━━ Texte fourni ━━

À la fin de cet été, le vent a soufflé comme il l'a toujours fait aux Îles-de-la-Madeleine. Il a déplacé une partie du sable de ces dunes qui, vibrionnant à tout vent, s'accroche au souffle de la mer. Cet été, quand le vent a sculpté une partie de la plage de Pointe-aux-Loups, il a aussi révélé les vestiges d'un passé que l'on tente en vain d'oublier: 758 sacs de résidus de pétrole contaminé ont refait surface, une tragédie qui continue de hanter les Madelinots depuis plus de 38 ans.

Ce pétrole provient du naufrage de la barge Irving Whale qui, en septembre 1970, a déversé des tonnes de mazout lourd dans le golfe du Saint-Laurent, créant une marée noire de plus de 400 km2. On estime qu'environ 125 tonnes de ce pétrole se sont retrouvées aux Îles, souillant plus de 35km de plage de sable blond. Après trois mois de travaux pour ensacher les résidus pétroliers, les autorités ont décidé d'enfouir les sacs dans les dunes avant l'arrivée de l'hiver. On estime que de 150 000 à 250 000 sacs ont alors été enfouis.

━━━
━━ Items fournis ━━

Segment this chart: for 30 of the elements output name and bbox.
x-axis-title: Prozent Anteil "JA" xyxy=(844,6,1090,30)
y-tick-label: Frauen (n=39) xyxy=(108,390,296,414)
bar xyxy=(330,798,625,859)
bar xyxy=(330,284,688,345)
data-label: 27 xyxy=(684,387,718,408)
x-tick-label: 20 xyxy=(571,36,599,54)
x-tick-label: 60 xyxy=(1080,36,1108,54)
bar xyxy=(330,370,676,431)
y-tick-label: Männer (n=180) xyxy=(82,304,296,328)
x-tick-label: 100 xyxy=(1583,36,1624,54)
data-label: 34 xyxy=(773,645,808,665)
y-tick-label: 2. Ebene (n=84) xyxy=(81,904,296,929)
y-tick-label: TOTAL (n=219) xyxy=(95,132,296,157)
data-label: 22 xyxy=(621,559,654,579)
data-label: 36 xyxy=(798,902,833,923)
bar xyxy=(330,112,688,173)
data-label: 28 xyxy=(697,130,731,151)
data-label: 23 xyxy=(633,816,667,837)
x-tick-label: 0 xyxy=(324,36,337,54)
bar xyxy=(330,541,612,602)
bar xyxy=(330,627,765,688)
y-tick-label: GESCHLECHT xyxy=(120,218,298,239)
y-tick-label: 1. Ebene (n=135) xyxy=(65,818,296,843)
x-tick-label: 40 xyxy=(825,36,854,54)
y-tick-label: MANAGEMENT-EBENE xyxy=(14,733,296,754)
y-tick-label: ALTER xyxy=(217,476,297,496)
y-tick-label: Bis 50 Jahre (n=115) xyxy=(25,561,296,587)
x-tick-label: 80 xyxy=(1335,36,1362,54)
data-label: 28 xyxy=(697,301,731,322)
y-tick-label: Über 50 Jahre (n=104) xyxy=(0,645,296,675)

━━━

» Consigne 1
D'après le texte sur la marée noire aux Îles-de-la-Madeleine, pourquoi les sacs de résidus de pétrole ont-ils refait surface à Pointe-aux-Loups cet été? Répondez en une à trois phrases.
» Consigne 2
Selon le texte sur la marée noire aux Îles-de-la-Madeleine, quelle longueur de plage le pétrole a-t-il souillée aux Îles?
» Consigne 3
Poursuivez le texte sur la marée noire aux Îles-de-la-Madeleine à partir de sa dernière phrase.

» Réponse rédigée 1
À la fin de l'été, le vent a déplacé une partie du sable des dunes et a sculpté une partie de la plage de Pointe-aux-Loups. Ce déplacement du sable a mis au jour 758 sacs de résidus de pétrole contaminé qui y avaient été enfouis.

» Réponse rédigée 2
Plus de 35 km de plage de sable blond.

» Réponse rédigée 3
Il aura fallu attendre 25 ans, en 1995, juste avant la première tentative de renflouage de la barge, pour que la compagnie Irving déclare la présence de BPC à bord de son navire coulé par 60 mètres de fond. Les biphényles polychlorés, des composés chimiques extrêmement stables dans l'environnement, sont cancérigènes et constituent un risque réel pour la santé publique s'ils sont incorporés à la chaîne alimentaire. Des tests effectués sur les résidus pétroliers dissimulés dans les dunes des îles ont confirmé la présence de BPC.

Ainsi, depuis près de quatre décennies, des sacs abîmés par la force des éléments refont surface sur une base régulière. On s'empresse alors d'organiser une nouvelle corvée pour tout nettoyer, pour régler «définitivement» le problème. C'est ce que l'on entend aux Îles, chaque fois que le passé noir ressurgit. Or, personne ne semble connaître l'emplacement et le nombre exact des sacs qu'il reste encore à déterrer.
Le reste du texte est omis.